What you have to do:
Transcribe the records below in full; pictures stay out of the copy.

----- Material for the task

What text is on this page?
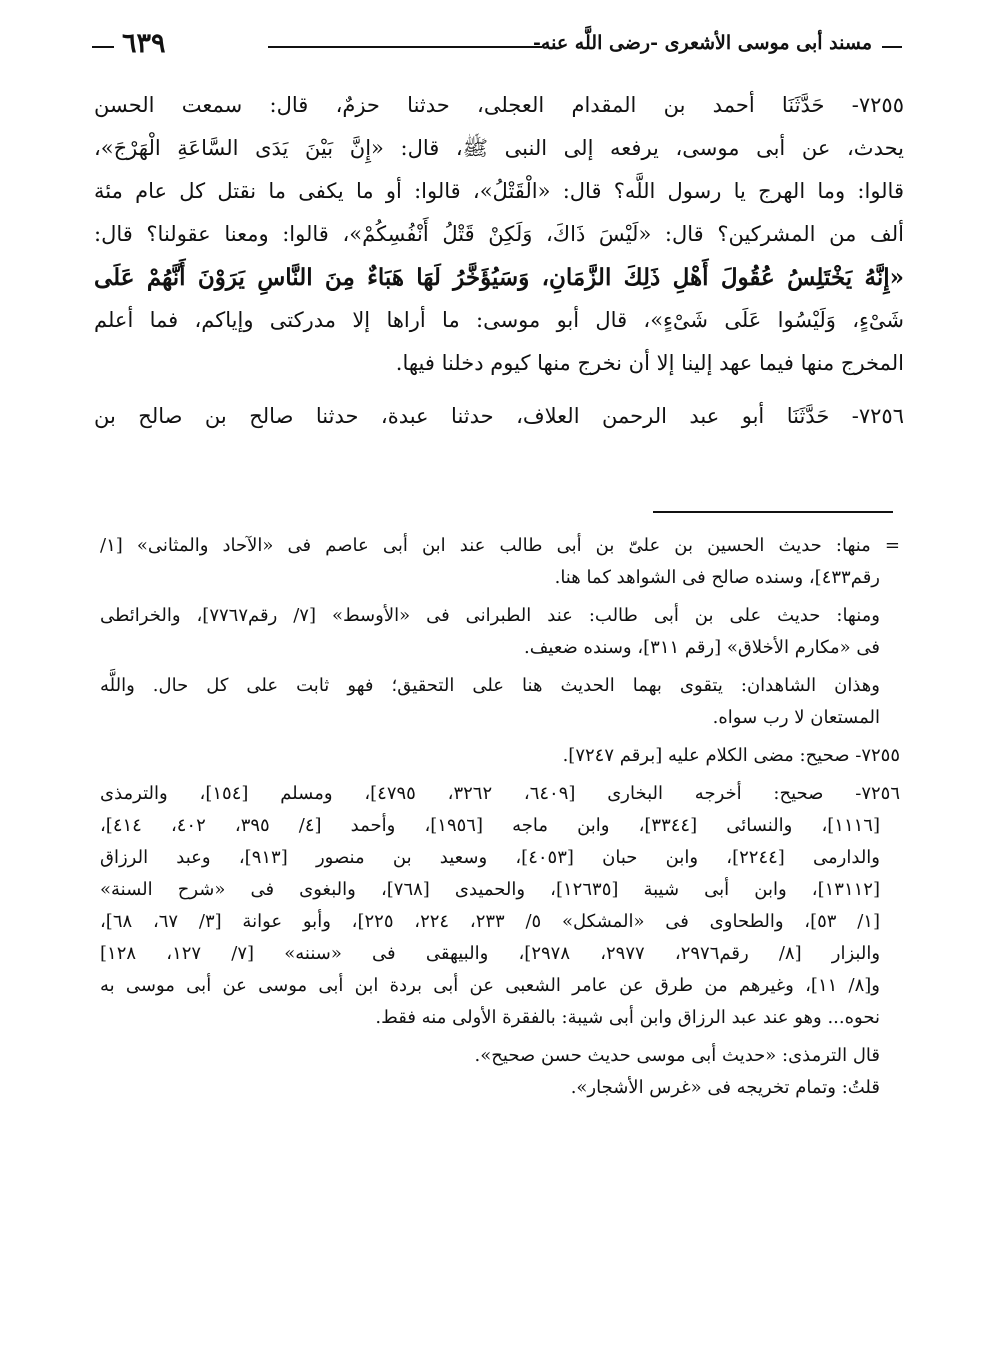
مسند أبى موسى الأشعرى -رضى اللَّه عنه-
٦٣٩
٧٢٥٥- حَدَّثَنَا أحمد بن المقدام العجلى، حدثنا حزمٌ، قال: سمعت الحسن
يحدث، عن أبى موسى، يرفعه إلى النبى ﷺ، قال: «إِنَّ بَيْنَ يَدَى السَّاعَةِ الْهَرْجَ»،
قالوا: وما الهرج يا رسول اللَّه؟ قال: «الْقَتْلُ»، قالوا: أو ما يكفى ما نقتل كل عام مئة
ألف من المشركين؟ قال: «لَيْسَ ذَاكَ، وَلَكِنْ قَتْلُ أَنْفُسِكُمْ»، قالوا: ومعنا عقولنا؟ قال:
«إِنَّهُ يَخْتَلِسُ عُقُولَ أَهْلِ ذَلِكَ الزَّمَانِ، وَسَيُؤَخَّرُ لَهَا هَبَاءٌ مِنَ النَّاسِ يَرَوْنَ أَنَّهُمْ عَلَى
شَىْءٍ، وَلَيْسُوا عَلَى شَىْءٍ»، قال أبو موسى: ما أراها إلا مدركتى وإياكم، فما أعلم
المخرج منها فيما عهد إلينا إلا أن نخرج منها كيوم دخلنا فيها.
٧٢٥٦- حَدَّثَنَا أبو عبد الرحمن العلاف، حدثنا عبدة، حدثنا صالح بن صالح بن
= منها: حديث الحسين بن علىّ بن أبى طالب عند ابن أبى عاصم فى «الآحاد والمثانى» [١/
رقم٤٣٣]، وسنده صالح فى الشواهد كما هنا.
ومنها: حديث على بن أبى طالب: عند الطبرانى فى «الأوسط» [٧/ رقم٧٧٦٧]، والخرائطى
فى «مكارم الأخلاق» [رقم ٣١١]، وسنده ضعيف.
وهذان الشاهدان: يتقوى بهما الحديث هنا على التحقيق؛ فهو ثابت على كل حال. واللَّه
المستعان لا رب سواه.
٧٢٥٥- صحيح: مضى الكلام عليه [برقم ٧٢٤٧].
٧٢٥٦- صحيح: أخرجه البخارى [٦٤٠٩، ٣٢٦٢، ٤٧٩٥]، ومسلم [١٥٤]، والترمذى
[١١١٦]، والنسائى [٣٣٤٤]، وابن ماجه [١٩٥٦]، وأحمد [٤/ ٣٩٥، ٤٠٢، ٤١٤]،
والدارمى [٢٢٤٤]، وابن حبان [٤٠٥٣]، وسعيد بن منصور [٩١٣]، وعبد الرزاق
[١٣١١٢]، وابن أبى شيبة [١٢٦٣٥]، والحميدى [٧٦٨]، والبغوى فى «شرح السنة»
[١/ ٥٣]، والطحاوى فى «المشكل» ٥/ ٢٣٣، ٢٢٤، ٢٢٥]، وأبو عوانة [٣/ ٦٧، ٦٨]،
والبزار [٨/ رقم٢٩٧٦، ٢٩٧٧، ٢٩٧٨]، والبيهقى فى «سننه» [٧/ ١٢٧، ١٢٨]
و[٨/ ١١]، وغيرهم من طرق عن عامر الشعبى عن أبى بردة ابن أبى موسى عن أبى موسى به
نحوه... وهو عند عبد الرزاق وابن أبى شيبة: بالفقرة الأولى منه فقط.
قال الترمذى: «حديث أبى موسى حديث حسن صحيح».
قلتُ: وتمام تخريجه فى «غرس الأشجار».
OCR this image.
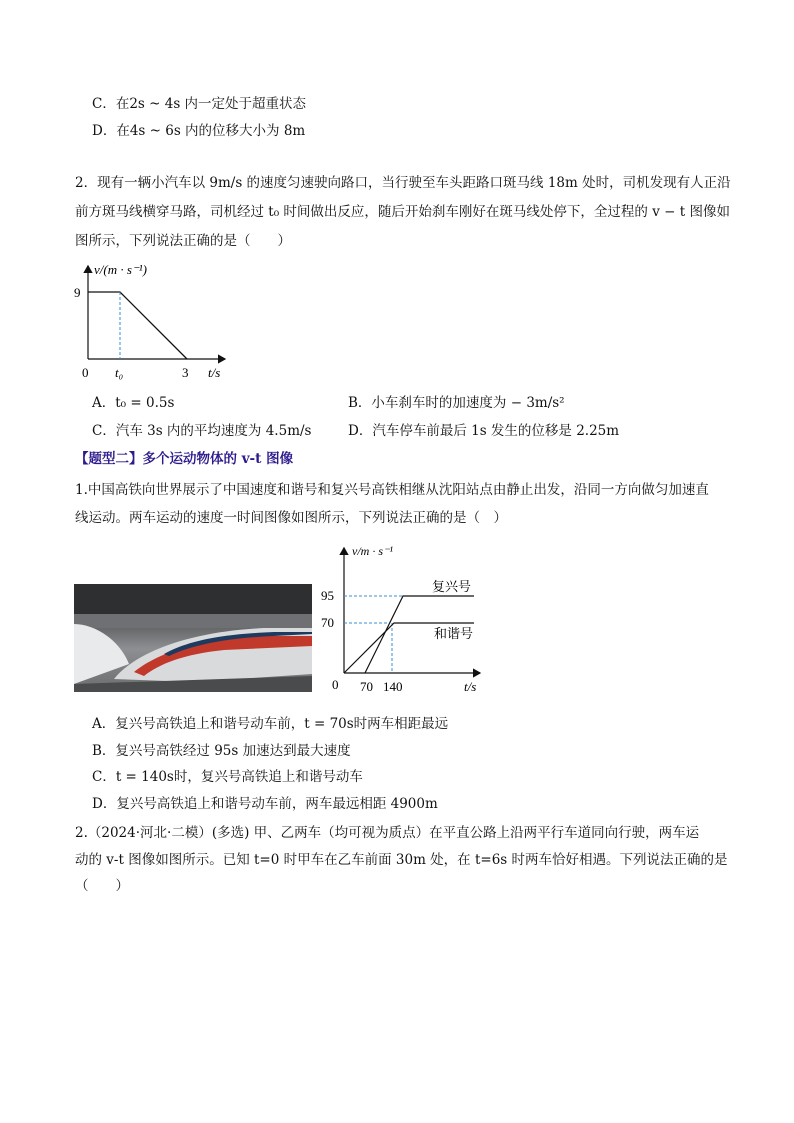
C．在2s ~ 4s 内一定处于超重状态
D．在4s ~ 6s 内的位移大小为 8m
2．现有一辆小汽车以 9m/s 的速度匀速驶向路口，当行驶至车头距路口斑马线 18m 处时，司机发现有人正沿
前方斑马线横穿马路，司机经过 t₀ 时间做出反应，随后开始刹车刚好在斑马线处停下，全过程的 v − t 图像如
图所示，下列说法正确的是（　　）
v/(m · s⁻¹)
9
0 t₀	3 t/s
A．t₀ = 0.5s	B．小车刹车时的加速度为 − 3m/s²
C．汽车 3s 内的平均速度为 4.5m/s	D．汽车停车前最后 1s 发生的位移是 2.25m
【题型二】多个运动物体的 v-t 图像
1.中国高铁向世界展示了中国速度和谐号和复兴号高铁相继从沈阳站点由静止出发，沿同一方向做匀加速直
线运动。两车运动的速度一时间图像如图所示，下列说法正确的是（　）
v/m · s⁻¹
95
70
0 70 140	t/s
复兴号
和谐号
A．复兴号高铁追上和谐号动车前，t = 70s时两车相距最远
B．复兴号高铁经过 95s 加速达到最大速度
C．t = 140s时，复兴号高铁追上和谐号动车
D．复兴号高铁追上和谐号动车前，两车最远相距 4900m
2.（2024·河北·二模）(多选) 甲、乙两车（均可视为质点）在平直公路上沿两平行车道同向行驶，两车运
动的 v-t 图像如图所示。已知 t=0 时甲车在乙车前面 30m 处，在 t=6s 时两车恰好相遇。下列说法正确的是
（　　）
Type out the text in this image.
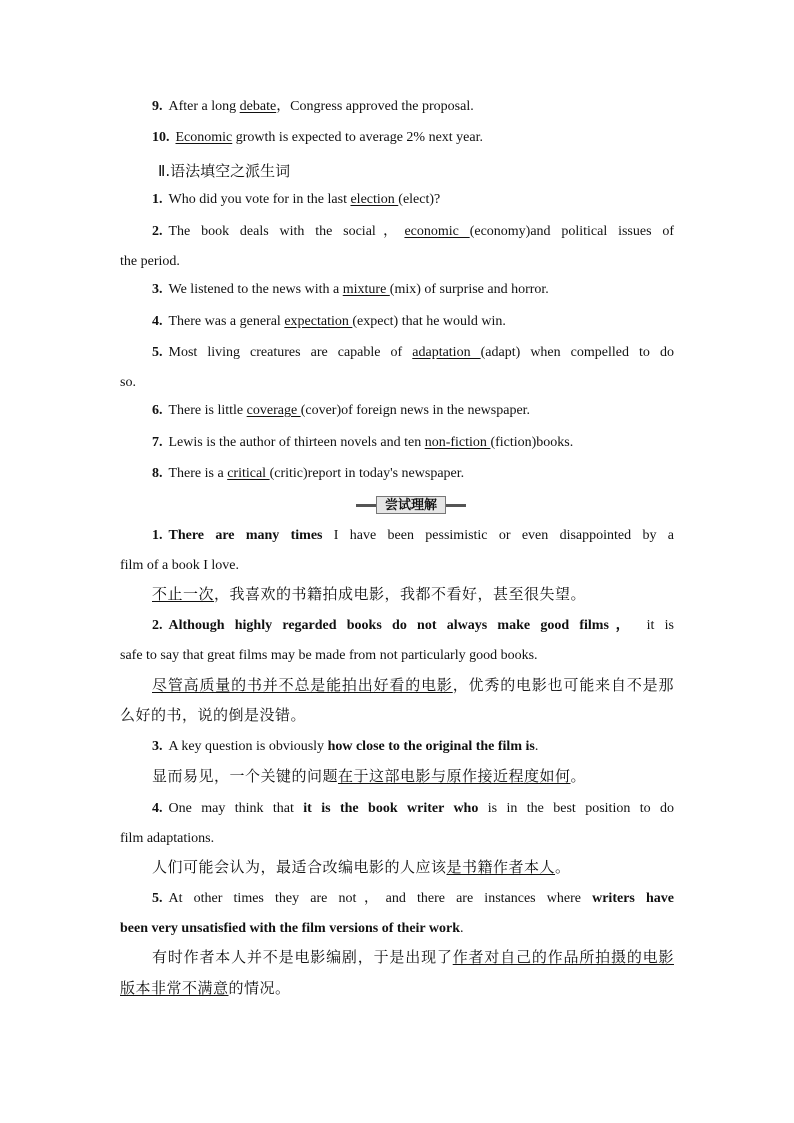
9. After a long debate，Congress approved the proposal.
10. Economic growth is expected to average 2% next year.
Ⅱ.语法填空之派生词
1. Who did you vote for in the last election (elect)?
2. The book deals with the social，economic (economy)and political issues of
the period.
3. We listened to the news with a mixture (mix) of surprise and horror.
4. There was a general expectation (expect) that he would win.
5. Most living creatures are capable of adaptation (adapt) when compelled to do
so.
6. There is little coverage (cover)of foreign news in the newspaper.
7. Lewis is the author of thirteen novels and ten non-fiction (fiction)books.
8. There is a critical (critic)report in today's newspaper.
尝试理解
1. There are many times I have been pessimistic or even disappointed by a
film of a book I love.
不止一次，我喜欢的书籍拍成电影，我都不看好，甚至很失望。
2. Although highly regarded books do not always make good films， it is
safe to say that great films may be made from not particularly good books.
尽管高质量的书并不总是能拍出好看的电影，优秀的电影也可能来自不是那
么好的书，说的倒是没错。
3. A key question is obviously how close to the original the film is.
显而易见，一个关键的问题在于这部电影与原作接近程度如何。
4. One may think that it is the book writer who is in the best position to do
film adaptations.
人们可能会认为，最适合改编电影的人应该是书籍作者本人。
5. At other times they are not，and there are instances where writers have
been very unsatisfied with the film versions of their work.
有时作者本人并不是电影编剧，于是出现了作者对自己的作品所拍摄的电影
版本非常不满意的情况。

----------

Answer to the problem:
What text is on this page?
مسند أبى موسى الأشعرى -رضى اللَّه عنه-
٦٣٩
٧٢٥٥- حَدَّثَنَا أحمد بن المقدام العجلى، حدثنا حزمٌ، قال: سمعت الحسن
يحدث، عن أبى موسى، يرفعه إلى النبى ﷺ، قال: «إِنَّ بَيْنَ يَدَى السَّاعَةِ الْهَرْجَ»،
قالوا: وما الهرج يا رسول اللَّه؟ قال: «الْقَتْلُ»، قالوا: أو ما يكفى ما نقتل كل عام مئة
ألف من المشركين؟ قال: «لَيْسَ ذَاكَ، وَلَكِنْ قَتْلُ أَنْفُسِكُمْ»، قالوا: ومعنا عقولنا؟ قال:
«إِنَّهُ يَخْتَلِسُ عُقُولَ أَهْلِ ذَلِكَ الزَّمَانِ، وَسَيُؤَخَّرُ لَهَا هَبَاءٌ مِنَ النَّاسِ يَرَوْنَ أَنَّهُمْ عَلَى
شَىْءٍ، وَلَيْسُوا عَلَى شَىْءٍ»، قال أبو موسى: ما أراها إلا مدركتى وإياكم، فما أعلم
المخرج منها فيما عهد إلينا إلا أن نخرج منها كيوم دخلنا فيها.
٧٢٥٦- حَدَّثَنَا أبو عبد الرحمن العلاف، حدثنا عبدة، حدثنا صالح بن صالح بن
= منها: حديث الحسين بن علىّ بن أبى طالب عند ابن أبى عاصم فى «الآحاد والمثانى» [١/
رقم٤٣٣]، وسنده صالح فى الشواهد كما هنا.
ومنها: حديث على بن أبى طالب: عند الطبرانى فى «الأوسط» [٧/ رقم٧٧٦٧]، والخرائطى
فى «مكارم الأخلاق» [رقم ٣١١]، وسنده ضعيف.
وهذان الشاهدان: يتقوى بهما الحديث هنا على التحقيق؛ فهو ثابت على كل حال. واللَّه
المستعان لا رب سواه.
٧٢٥٥- صحيح: مضى الكلام عليه [برقم ٧٢٤٧].
٧٢٥٦- صحيح: أخرجه البخارى [٦٤٠٩، ٣٢٦٢، ٤٧٩٥]، ومسلم [١٥٤]، والترمذى
[١١١٦]، والنسائى [٣٣٤٤]، وابن ماجه [١٩٥٦]، وأحمد [٤/ ٣٩٥، ٤٠٢، ٤١٤]،
والدارمى [٢٢٤٤]، وابن حبان [٤٠٥٣]، وسعيد بن منصور [٩١٣]، وعبد الرزاق
[١٣١١٢]، وابن أبى شيبة [١٢٦٣٥]، والحميدى [٧٦٨]، والبغوى فى «شرح السنة»
[١/ ٥٣]، والطحاوى فى «المشكل» ٥/ ٢٣٣، ٢٢٤، ٢٢٥]، وأبو عوانة [٣/ ٦٧، ٦٨]،
والبزار [٨/ رقم٢٩٧٦، ٢٩٧٧، ٢٩٧٨]، والبيهقى فى «سننه» [٧/ ١٢٧، ١٢٨]
و[٨/ ١١]، وغيرهم من طرق عن عامر الشعبى عن أبى بردة ابن أبى موسى عن أبى موسى به
نحوه... وهو عند عبد الرزاق وابن أبى شيبة: بالفقرة الأولى منه فقط.
قال الترمذى: «حديث أبى موسى حديث حسن صحيح».
قلتُ: وتمام تخريجه فى «غرس الأشجار».
OCR this image.
C．在2s ~ 4s 内一定处于超重状态
D．在4s ~ 6s 内的位移大小为 8m
2．现有一辆小汽车以 9m/s 的速度匀速驶向路口，当行驶至车头距路口斑马线 18m 处时，司机发现有人正沿
前方斑马线横穿马路，司机经过 t₀ 时间做出反应，随后开始刹车刚好在斑马线处停下，全过程的 v − t 图像如
图所示，下列说法正确的是（　　）
v/(m · s⁻¹)
9
0 t₀	3 t/s
A．t₀ = 0.5s	B．小车刹车时的加速度为 − 3m/s²
C．汽车 3s 内的平均速度为 4.5m/s	D．汽车停车前最后 1s 发生的位移是 2.25m
【题型二】多个运动物体的 v-t 图像
1.中国高铁向世界展示了中国速度和谐号和复兴号高铁相继从沈阳站点由静止出发，沿同一方向做匀加速直
线运动。两车运动的速度一时间图像如图所示，下列说法正确的是（　）
v/m · s⁻¹
95
70
0 70 140	t/s
复兴号
和谐号
A．复兴号高铁追上和谐号动车前，t = 70s时两车相距最远
B．复兴号高铁经过 95s 加速达到最大速度
C．t = 140s时，复兴号高铁追上和谐号动车
D．复兴号高铁追上和谐号动车前，两车最远相距 4900m
2.（2024·河北·二模）(多选) 甲、乙两车（均可视为质点）在平直公路上沿两平行车道同向行驶，两车运
动的 v-t 图像如图所示。已知 t=0 时甲车在乙车前面 30m 处，在 t=6s 时两车恰好相遇。下列说法正确的是
（　　）
Type out the text in this image.
9. After a long debate，Congress approved the proposal.
10. Economic growth is expected to average 2% next year.
Ⅱ.语法填空之派生词
1. Who did you vote for in the last election (elect)?
2. The book deals with the social，economic (economy)and political issues of
the period.
3. We listened to the news with a mixture (mix) of surprise and horror.
4. There was a general expectation (expect) that he would win.
5. Most living creatures are capable of adaptation (adapt) when compelled to do
so.
6. There is little coverage (cover)of foreign news in the newspaper.
7. Lewis is the author of thirteen novels and ten non-fiction (fiction)books.
8. There is a critical (critic)report in today's newspaper.
尝试理解
1. There are many times I have been pessimistic or even disappointed by a
film of a book I love.
不止一次，我喜欢的书籍拍成电影，我都不看好，甚至很失望。
2. Although highly regarded books do not always make good films， it is
safe to say that great films may be made from not particularly good books.
尽管高质量的书并不总是能拍出好看的电影，优秀的电影也可能来自不是那
么好的书，说的倒是没错。
3. A key question is obviously how close to the original the film is.
显而易见，一个关键的问题在于这部电影与原作接近程度如何。
4. One may think that it is the book writer who is in the best position to do
film adaptations.
人们可能会认为，最适合改编电影的人应该是书籍作者本人。
5. At other times they are not，and there are instances where writers have
been very unsatisfied with the film versions of their work.
有时作者本人并不是电影编剧，于是出现了作者对自己的作品所拍摄的电影
版本非常不满意的情况。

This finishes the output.